**SUPPLIED MATERIAL:**
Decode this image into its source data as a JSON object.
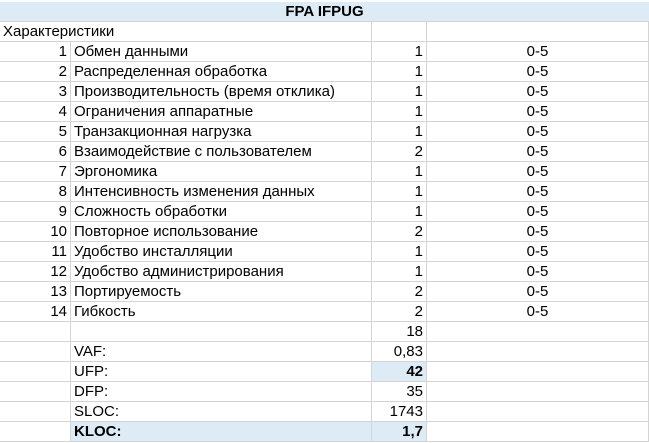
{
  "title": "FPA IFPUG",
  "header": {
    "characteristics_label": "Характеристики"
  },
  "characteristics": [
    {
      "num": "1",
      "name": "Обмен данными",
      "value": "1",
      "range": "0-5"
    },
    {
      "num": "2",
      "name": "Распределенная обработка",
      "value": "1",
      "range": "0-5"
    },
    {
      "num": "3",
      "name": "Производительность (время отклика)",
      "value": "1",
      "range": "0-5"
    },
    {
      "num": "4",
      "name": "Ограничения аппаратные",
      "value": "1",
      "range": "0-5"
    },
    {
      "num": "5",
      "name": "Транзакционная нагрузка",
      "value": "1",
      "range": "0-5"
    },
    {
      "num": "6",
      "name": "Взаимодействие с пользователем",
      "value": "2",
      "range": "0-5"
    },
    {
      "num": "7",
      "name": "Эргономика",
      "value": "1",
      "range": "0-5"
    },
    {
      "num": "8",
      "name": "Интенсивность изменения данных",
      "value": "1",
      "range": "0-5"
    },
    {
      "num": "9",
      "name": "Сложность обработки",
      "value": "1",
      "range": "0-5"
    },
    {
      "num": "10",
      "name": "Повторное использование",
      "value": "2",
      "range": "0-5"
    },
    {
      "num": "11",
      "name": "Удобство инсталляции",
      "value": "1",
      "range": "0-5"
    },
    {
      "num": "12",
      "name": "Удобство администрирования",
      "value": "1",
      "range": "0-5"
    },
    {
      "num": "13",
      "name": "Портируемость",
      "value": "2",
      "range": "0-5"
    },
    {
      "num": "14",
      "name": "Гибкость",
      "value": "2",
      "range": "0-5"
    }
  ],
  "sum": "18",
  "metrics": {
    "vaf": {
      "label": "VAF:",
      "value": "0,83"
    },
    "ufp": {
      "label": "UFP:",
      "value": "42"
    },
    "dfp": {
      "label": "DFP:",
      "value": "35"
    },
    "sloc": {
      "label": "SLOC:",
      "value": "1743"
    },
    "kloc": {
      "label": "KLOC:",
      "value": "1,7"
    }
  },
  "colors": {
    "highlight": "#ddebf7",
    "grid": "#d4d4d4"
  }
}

* * *

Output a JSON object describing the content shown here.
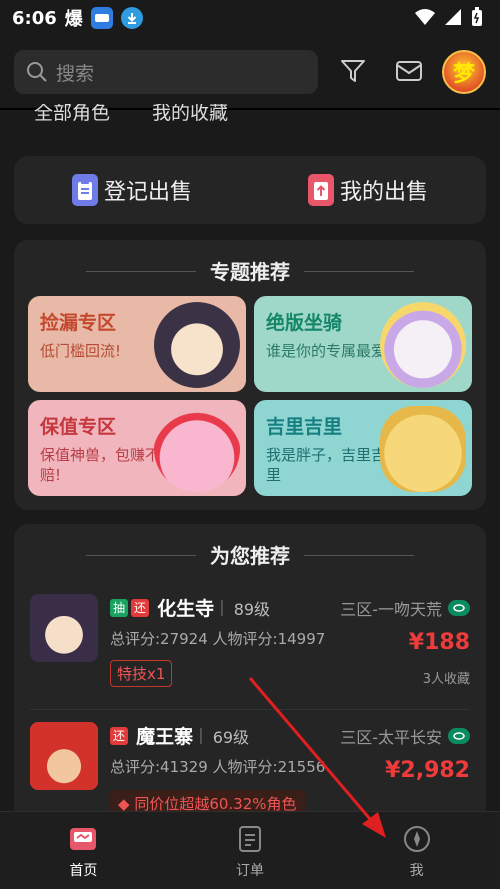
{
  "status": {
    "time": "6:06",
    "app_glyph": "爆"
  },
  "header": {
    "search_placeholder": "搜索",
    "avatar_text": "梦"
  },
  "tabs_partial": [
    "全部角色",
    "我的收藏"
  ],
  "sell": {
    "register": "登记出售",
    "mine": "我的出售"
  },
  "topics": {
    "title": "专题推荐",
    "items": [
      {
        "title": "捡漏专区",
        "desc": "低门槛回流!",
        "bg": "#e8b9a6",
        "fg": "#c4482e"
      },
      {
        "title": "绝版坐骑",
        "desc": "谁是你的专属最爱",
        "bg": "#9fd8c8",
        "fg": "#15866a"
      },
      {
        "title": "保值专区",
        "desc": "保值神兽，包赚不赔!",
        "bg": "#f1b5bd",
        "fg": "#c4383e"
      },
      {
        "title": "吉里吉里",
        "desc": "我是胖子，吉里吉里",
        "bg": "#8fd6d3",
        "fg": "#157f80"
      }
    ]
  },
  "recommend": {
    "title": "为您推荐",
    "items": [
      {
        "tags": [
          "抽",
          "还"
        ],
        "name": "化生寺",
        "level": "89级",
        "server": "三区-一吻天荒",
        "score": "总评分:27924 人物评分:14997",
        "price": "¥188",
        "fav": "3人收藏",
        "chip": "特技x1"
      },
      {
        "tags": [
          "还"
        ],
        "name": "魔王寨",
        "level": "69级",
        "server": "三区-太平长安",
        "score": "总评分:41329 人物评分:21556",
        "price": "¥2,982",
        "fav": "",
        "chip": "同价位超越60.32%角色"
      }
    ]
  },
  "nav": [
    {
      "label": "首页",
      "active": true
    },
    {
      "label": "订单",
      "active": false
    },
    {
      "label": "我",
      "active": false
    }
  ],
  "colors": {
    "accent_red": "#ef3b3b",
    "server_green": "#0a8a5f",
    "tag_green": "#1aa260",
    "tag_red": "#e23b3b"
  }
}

**DIRECTION:** Each line above that holds the string "Удобство" should be copied and shown.

**EXERCISE RESPONSE:**
      "name": "Удобство инсталляции",
      "name": "Удобство администрирования",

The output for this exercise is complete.